● **Directions**
Return each entry exactly, omitting nothing.

— begin —

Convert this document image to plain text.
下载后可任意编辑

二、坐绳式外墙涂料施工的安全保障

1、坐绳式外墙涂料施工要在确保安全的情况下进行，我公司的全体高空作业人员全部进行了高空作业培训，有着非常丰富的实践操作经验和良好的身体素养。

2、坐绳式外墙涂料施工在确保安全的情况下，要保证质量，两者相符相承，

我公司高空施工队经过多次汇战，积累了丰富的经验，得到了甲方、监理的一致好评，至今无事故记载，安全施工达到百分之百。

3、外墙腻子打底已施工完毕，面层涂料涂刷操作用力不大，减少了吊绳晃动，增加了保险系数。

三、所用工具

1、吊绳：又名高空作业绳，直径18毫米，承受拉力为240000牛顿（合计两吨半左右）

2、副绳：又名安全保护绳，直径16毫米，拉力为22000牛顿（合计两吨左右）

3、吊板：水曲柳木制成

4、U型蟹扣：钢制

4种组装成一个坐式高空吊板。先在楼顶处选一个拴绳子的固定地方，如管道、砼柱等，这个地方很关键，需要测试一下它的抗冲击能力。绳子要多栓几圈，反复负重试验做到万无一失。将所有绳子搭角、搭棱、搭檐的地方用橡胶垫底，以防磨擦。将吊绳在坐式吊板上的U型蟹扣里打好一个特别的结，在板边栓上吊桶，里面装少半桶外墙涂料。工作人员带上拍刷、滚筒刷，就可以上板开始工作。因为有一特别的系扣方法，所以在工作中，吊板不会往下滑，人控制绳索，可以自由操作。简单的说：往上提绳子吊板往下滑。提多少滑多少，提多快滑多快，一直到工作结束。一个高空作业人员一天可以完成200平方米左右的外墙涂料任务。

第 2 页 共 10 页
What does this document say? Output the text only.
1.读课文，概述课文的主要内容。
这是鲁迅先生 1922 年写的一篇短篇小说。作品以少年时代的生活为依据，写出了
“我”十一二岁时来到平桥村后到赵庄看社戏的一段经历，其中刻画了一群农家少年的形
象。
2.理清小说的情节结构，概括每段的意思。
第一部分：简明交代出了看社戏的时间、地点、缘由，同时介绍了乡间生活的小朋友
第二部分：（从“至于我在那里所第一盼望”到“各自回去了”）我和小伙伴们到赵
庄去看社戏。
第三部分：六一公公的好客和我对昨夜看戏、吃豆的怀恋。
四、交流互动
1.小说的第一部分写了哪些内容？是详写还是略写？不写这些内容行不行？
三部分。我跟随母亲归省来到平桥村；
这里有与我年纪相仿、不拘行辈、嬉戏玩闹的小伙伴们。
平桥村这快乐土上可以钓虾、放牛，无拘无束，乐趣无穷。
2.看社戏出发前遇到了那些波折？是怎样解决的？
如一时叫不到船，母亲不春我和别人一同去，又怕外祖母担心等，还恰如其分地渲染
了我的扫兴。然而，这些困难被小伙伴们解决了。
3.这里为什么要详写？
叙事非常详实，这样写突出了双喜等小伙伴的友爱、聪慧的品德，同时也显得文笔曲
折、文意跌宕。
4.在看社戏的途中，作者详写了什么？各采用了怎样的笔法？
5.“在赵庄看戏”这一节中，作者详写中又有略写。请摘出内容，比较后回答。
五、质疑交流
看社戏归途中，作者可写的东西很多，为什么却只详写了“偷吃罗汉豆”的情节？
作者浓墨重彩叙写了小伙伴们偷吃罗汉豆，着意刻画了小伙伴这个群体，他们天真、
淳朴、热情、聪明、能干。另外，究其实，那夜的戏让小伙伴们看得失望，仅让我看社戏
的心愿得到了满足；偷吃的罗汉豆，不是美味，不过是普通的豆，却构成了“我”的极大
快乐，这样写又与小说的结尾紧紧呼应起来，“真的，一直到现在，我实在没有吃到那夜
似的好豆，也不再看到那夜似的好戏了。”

— end —

● **Written response**
Convert this document image to plain text.
下载后可任意编辑

二、坐绳式外墙涂料施工的安全保障

1、坐绳式外墙涂料施工要在确保安全的情况下进行，我公司的全体高空作业人员全部进行了高空作业培训，有着非常丰富的实践操作经验和良好的身体素养。

2、坐绳式外墙涂料施工在确保安全的情况下，要保证质量，两者相符相承，

我公司高空施工队经过多次汇战，积累了丰富的经验，得到了甲方、监理的一致好评，至今无事故记载，安全施工达到百分之百。

3、外墙腻子打底已施工完毕，面层涂料涂刷操作用力不大，减少了吊绳晃动，增加了保险系数。

三、所用工具

1、吊绳：又名高空作业绳，直径18毫米，承受拉力为240000牛顿（合计两吨半左右）

2、副绳：又名安全保护绳，直径16毫米，拉力为22000牛顿（合计两吨左右）

3、吊板：水曲柳木制成

4、U型蟹扣：钢制

4种组装成一个坐式高空吊板。先在楼顶处选一个拴绳子的固定地方，如管道、砼柱等，这个地方很关键，需要测试一下它的抗冲击能力。绳子要多栓几圈，反复负重试验做到万无一失。将所有绳子搭角、搭棱、搭檐的地方用橡胶垫底，以防磨擦。将吊绳在坐式吊板上的U型蟹扣里打好一个特别的结，在板边栓上吊桶，里面装少半桶外墙涂料。工作人员带上拍刷、滚筒刷，就可以上板开始工作。因为有一特别的系扣方法，所以在工作中，吊板不会往下滑，人控制绳索，可以自由操作。简单的说：往上提绳子吊板往下滑。提多少滑多少，提多快滑多快，一直到工作结束。一个高空作业人员一天可以完成200平方米左右的外墙涂料任务。

第 2 页 共 10 页
What does this document say? Output the text only.
1.读课文，概述课文的主要内容。
这是鲁迅先生 1922 年写的一篇短篇小说。作品以少年时代的生活为依据，写出了
“我”十一二岁时来到平桥村后到赵庄看社戏的一段经历，其中刻画了一群农家少年的形
象。
2.理清小说的情节结构，概括每段的意思。
第一部分：简明交代出了看社戏的时间、地点、缘由，同时介绍了乡间生活的小朋友
第二部分：（从“至于我在那里所第一盼望”到“各自回去了”）我和小伙伴们到赵
庄去看社戏。
第三部分：六一公公的好客和我对昨夜看戏、吃豆的怀恋。
四、交流互动
1.小说的第一部分写了哪些内容？是详写还是略写？不写这些内容行不行？
三部分。我跟随母亲归省来到平桥村；
这里有与我年纪相仿、不拘行辈、嬉戏玩闹的小伙伴们。
平桥村这快乐土上可以钓虾、放牛，无拘无束，乐趣无穷。
2.看社戏出发前遇到了那些波折？是怎样解决的？
如一时叫不到船，母亲不春我和别人一同去，又怕外祖母担心等，还恰如其分地渲染
了我的扫兴。然而，这些困难被小伙伴们解决了。
3.这里为什么要详写？
叙事非常详实，这样写突出了双喜等小伙伴的友爱、聪慧的品德，同时也显得文笔曲
折、文意跌宕。
4.在看社戏的途中，作者详写了什么？各采用了怎样的笔法？
5.“在赵庄看戏”这一节中，作者详写中又有略写。请摘出内容，比较后回答。
五、质疑交流
看社戏归途中，作者可写的东西很多，为什么却只详写了“偷吃罗汉豆”的情节？
作者浓墨重彩叙写了小伙伴们偷吃罗汉豆，着意刻画了小伙伴这个群体，他们天真、
淳朴、热情、聪明、能干。另外，究其实，那夜的戏让小伙伴们看得失望，仅让我看社戏
的心愿得到了满足；偷吃的罗汉豆，不是美味，不过是普通的豆，却构成了“我”的极大
快乐，这样写又与小说的结尾紧紧呼应起来，“真的，一直到现在，我实在没有吃到那夜
似的好豆，也不再看到那夜似的好戏了。”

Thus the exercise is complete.